# Aim of the task:
Skip the pictures. Copy all the rest of the records down exactly.

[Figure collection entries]
-=-=-=-=-

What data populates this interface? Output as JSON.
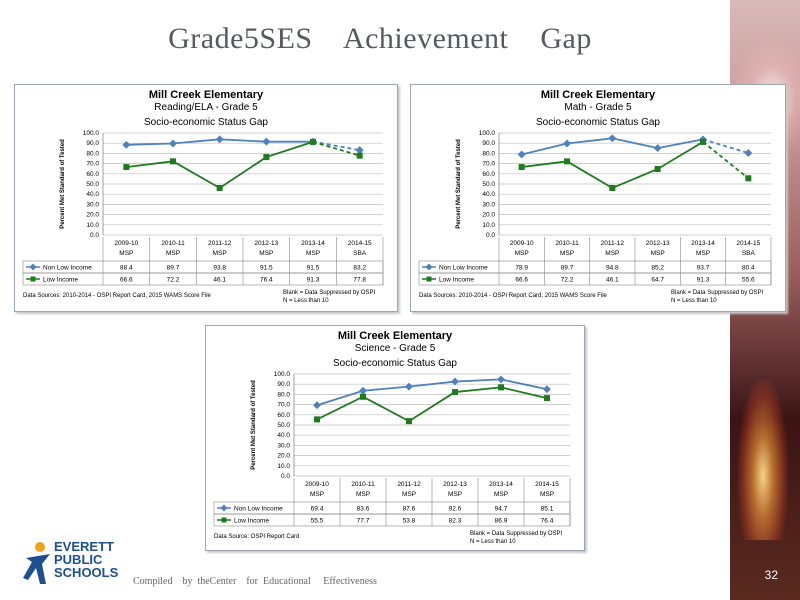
{
  "slide": {
    "title": "Grade5SES    Achievement    Gap",
    "page_number": "32",
    "footer_credit": "Compiled    by  theCenter    for  Educational     Effectiveness"
  },
  "logo": {
    "icon": "runner-figure-icon",
    "line1": "EVERETT",
    "line2": "PUBLIC",
    "line3": "SCHOOLS"
  },
  "colors": {
    "non_low": "#4f81bd",
    "low": "#1e7b1e",
    "title_text": "#555a60"
  },
  "chart_data": [
    {
      "type": "line",
      "title": "Mill Creek Elementary",
      "subtitle": "Reading/ELA - Grade 5",
      "subtitle2": "Socio-economic Status Gap",
      "ylabel": "Percent Met Standard of Tested",
      "ylim": [
        0,
        100
      ],
      "yticks": [
        "100.0",
        "90.0",
        "80.0",
        "70.0",
        "60.0",
        "50.0",
        "40.0",
        "30.0",
        "20.0",
        "10.0",
        "0.0"
      ],
      "categories": [
        "2009-10",
        "2010-11",
        "2011-12",
        "2012-13",
        "2013-14",
        "2014-15"
      ],
      "tests": [
        "MSP",
        "MSP",
        "MSP",
        "MSP",
        "MSP",
        "SBA"
      ],
      "dashed_last_segment": true,
      "series": [
        {
          "name": "Non Low Income",
          "values": [
            88.4,
            89.7,
            93.8,
            91.5,
            91.5,
            83.2
          ],
          "labels": [
            "88.4",
            "89.7",
            "93.8",
            "91.5",
            "91.5",
            "83.2"
          ]
        },
        {
          "name": "Low Income",
          "values": [
            66.6,
            72.2,
            46.1,
            76.4,
            91.3,
            77.8
          ],
          "labels": [
            "66.6",
            "72.2",
            "46.1",
            "76.4",
            "91.3",
            "77.8"
          ]
        }
      ],
      "source": "Data Sources: 2010-2014 - OSPI Report Card, 2015 WAMS Score File",
      "note1": "Blank = Data Suppressed by OSPI",
      "note2": "N = Less than 10"
    },
    {
      "type": "line",
      "title": "Mill Creek Elementary",
      "subtitle": "Math - Grade 5",
      "subtitle2": "Socio-economic Status Gap",
      "ylabel": "Percent Met Standard of Tested",
      "ylim": [
        0,
        100
      ],
      "yticks": [
        "100.0",
        "90.0",
        "80.0",
        "70.0",
        "60.0",
        "50.0",
        "40.0",
        "30.0",
        "20.0",
        "10.0",
        "0.0"
      ],
      "categories": [
        "2009-10",
        "2010-11",
        "2011-12",
        "2012-13",
        "2013-14",
        "2014-15"
      ],
      "tests": [
        "MSP",
        "MSP",
        "MSP",
        "MSP",
        "MSP",
        "SBA"
      ],
      "dashed_last_segment": true,
      "series": [
        {
          "name": "Non Low Income",
          "values": [
            78.9,
            89.7,
            94.8,
            85.2,
            93.7,
            80.4
          ],
          "labels": [
            "78.9",
            "89.7",
            "94.8",
            "85.2",
            "93.7",
            "80.4"
          ]
        },
        {
          "name": "Low Income",
          "values": [
            66.6,
            72.2,
            46.1,
            64.7,
            91.3,
            55.6
          ],
          "labels": [
            "66.6",
            "72.2",
            "46.1",
            "64.7",
            "91.3",
            "55.6"
          ]
        }
      ],
      "source": "Data Sources: 2010-2014 - OSPI Report Card, 2015 WAMS Score File",
      "note1": "Blank = Data Suppressed by OSPI",
      "note2": "N = Less than 10"
    },
    {
      "type": "line",
      "title": "Mill Creek Elementary",
      "subtitle": "Science - Grade 5",
      "subtitle2": "Socio-economic Status Gap",
      "ylabel": "Percent Met Standard of Tested",
      "ylim": [
        0,
        100
      ],
      "yticks": [
        "100.0",
        "90.0",
        "80.0",
        "70.0",
        "60.0",
        "50.0",
        "40.0",
        "30.0",
        "20.0",
        "10.0",
        "0.0"
      ],
      "categories": [
        "2009-10",
        "2010-11",
        "2011-12",
        "2012-13",
        "2013-14",
        "2014-15"
      ],
      "tests": [
        "MSP",
        "MSP",
        "MSP",
        "MSP",
        "MSP",
        "MSP"
      ],
      "dashed_last_segment": false,
      "series": [
        {
          "name": "Non Low Income",
          "values": [
            69.4,
            83.6,
            87.6,
            92.6,
            94.7,
            85.1
          ],
          "labels": [
            "69.4",
            "83.6",
            "87.6",
            "92.6",
            "94.7",
            "85.1"
          ]
        },
        {
          "name": "Low Income",
          "values": [
            55.5,
            77.7,
            53.8,
            82.3,
            86.9,
            76.4
          ],
          "labels": [
            "55.5",
            "77.7",
            "53.8",
            "82.3",
            "86.9",
            "76.4"
          ]
        }
      ],
      "source": "Data Source: OSPI Report Card",
      "note1": "Blank = Data Suppressed by OSPI",
      "note2": "N = Less than 10"
    }
  ]
}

-=-=-=-=-

# Solution for this problem:
What data populates this interface? Output as JSON.
{
  "slide": {
    "title": "Grade5SES    Achievement    Gap",
    "page_number": "32",
    "footer_credit": "Compiled    by  theCenter    for  Educational     Effectiveness"
  },
  "logo": {
    "icon": "runner-figure-icon",
    "line1": "EVERETT",
    "line2": "PUBLIC",
    "line3": "SCHOOLS"
  },
  "colors": {
    "non_low": "#4f81bd",
    "low": "#1e7b1e",
    "title_text": "#555a60"
  },
  "chart_data": [
    {
      "type": "line",
      "title": "Mill Creek Elementary",
      "subtitle": "Reading/ELA - Grade 5",
      "subtitle2": "Socio-economic Status Gap",
      "ylabel": "Percent Met Standard of Tested",
      "ylim": [
        0,
        100
      ],
      "yticks": [
        "100.0",
        "90.0",
        "80.0",
        "70.0",
        "60.0",
        "50.0",
        "40.0",
        "30.0",
        "20.0",
        "10.0",
        "0.0"
      ],
      "categories": [
        "2009-10",
        "2010-11",
        "2011-12",
        "2012-13",
        "2013-14",
        "2014-15"
      ],
      "tests": [
        "MSP",
        "MSP",
        "MSP",
        "MSP",
        "MSP",
        "SBA"
      ],
      "dashed_last_segment": true,
      "series": [
        {
          "name": "Non Low Income",
          "values": [
            88.4,
            89.7,
            93.8,
            91.5,
            91.5,
            83.2
          ],
          "labels": [
            "88.4",
            "89.7",
            "93.8",
            "91.5",
            "91.5",
            "83.2"
          ]
        },
        {
          "name": "Low Income",
          "values": [
            66.6,
            72.2,
            46.1,
            76.4,
            91.3,
            77.8
          ],
          "labels": [
            "66.6",
            "72.2",
            "46.1",
            "76.4",
            "91.3",
            "77.8"
          ]
        }
      ],
      "source": "Data Sources: 2010-2014 - OSPI Report Card, 2015 WAMS Score File",
      "note1": "Blank = Data Suppressed by OSPI",
      "note2": "N = Less than 10"
    },
    {
      "type": "line",
      "title": "Mill Creek Elementary",
      "subtitle": "Math - Grade 5",
      "subtitle2": "Socio-economic Status Gap",
      "ylabel": "Percent Met Standard of Tested",
      "ylim": [
        0,
        100
      ],
      "yticks": [
        "100.0",
        "90.0",
        "80.0",
        "70.0",
        "60.0",
        "50.0",
        "40.0",
        "30.0",
        "20.0",
        "10.0",
        "0.0"
      ],
      "categories": [
        "2009-10",
        "2010-11",
        "2011-12",
        "2012-13",
        "2013-14",
        "2014-15"
      ],
      "tests": [
        "MSP",
        "MSP",
        "MSP",
        "MSP",
        "MSP",
        "SBA"
      ],
      "dashed_last_segment": true,
      "series": [
        {
          "name": "Non Low Income",
          "values": [
            78.9,
            89.7,
            94.8,
            85.2,
            93.7,
            80.4
          ],
          "labels": [
            "78.9",
            "89.7",
            "94.8",
            "85.2",
            "93.7",
            "80.4"
          ]
        },
        {
          "name": "Low Income",
          "values": [
            66.6,
            72.2,
            46.1,
            64.7,
            91.3,
            55.6
          ],
          "labels": [
            "66.6",
            "72.2",
            "46.1",
            "64.7",
            "91.3",
            "55.6"
          ]
        }
      ],
      "source": "Data Sources: 2010-2014 - OSPI Report Card, 2015 WAMS Score File",
      "note1": "Blank = Data Suppressed by OSPI",
      "note2": "N = Less than 10"
    },
    {
      "type": "line",
      "title": "Mill Creek Elementary",
      "subtitle": "Science - Grade 5",
      "subtitle2": "Socio-economic Status Gap",
      "ylabel": "Percent Met Standard of Tested",
      "ylim": [
        0,
        100
      ],
      "yticks": [
        "100.0",
        "90.0",
        "80.0",
        "70.0",
        "60.0",
        "50.0",
        "40.0",
        "30.0",
        "20.0",
        "10.0",
        "0.0"
      ],
      "categories": [
        "2009-10",
        "2010-11",
        "2011-12",
        "2012-13",
        "2013-14",
        "2014-15"
      ],
      "tests": [
        "MSP",
        "MSP",
        "MSP",
        "MSP",
        "MSP",
        "MSP"
      ],
      "dashed_last_segment": false,
      "series": [
        {
          "name": "Non Low Income",
          "values": [
            69.4,
            83.6,
            87.6,
            92.6,
            94.7,
            85.1
          ],
          "labels": [
            "69.4",
            "83.6",
            "87.6",
            "92.6",
            "94.7",
            "85.1"
          ]
        },
        {
          "name": "Low Income",
          "values": [
            55.5,
            77.7,
            53.8,
            82.3,
            86.9,
            76.4
          ],
          "labels": [
            "55.5",
            "77.7",
            "53.8",
            "82.3",
            "86.9",
            "76.4"
          ]
        }
      ],
      "source": "Data Source: OSPI Report Card",
      "note1": "Blank = Data Suppressed by OSPI",
      "note2": "N = Less than 10"
    }
  ]
}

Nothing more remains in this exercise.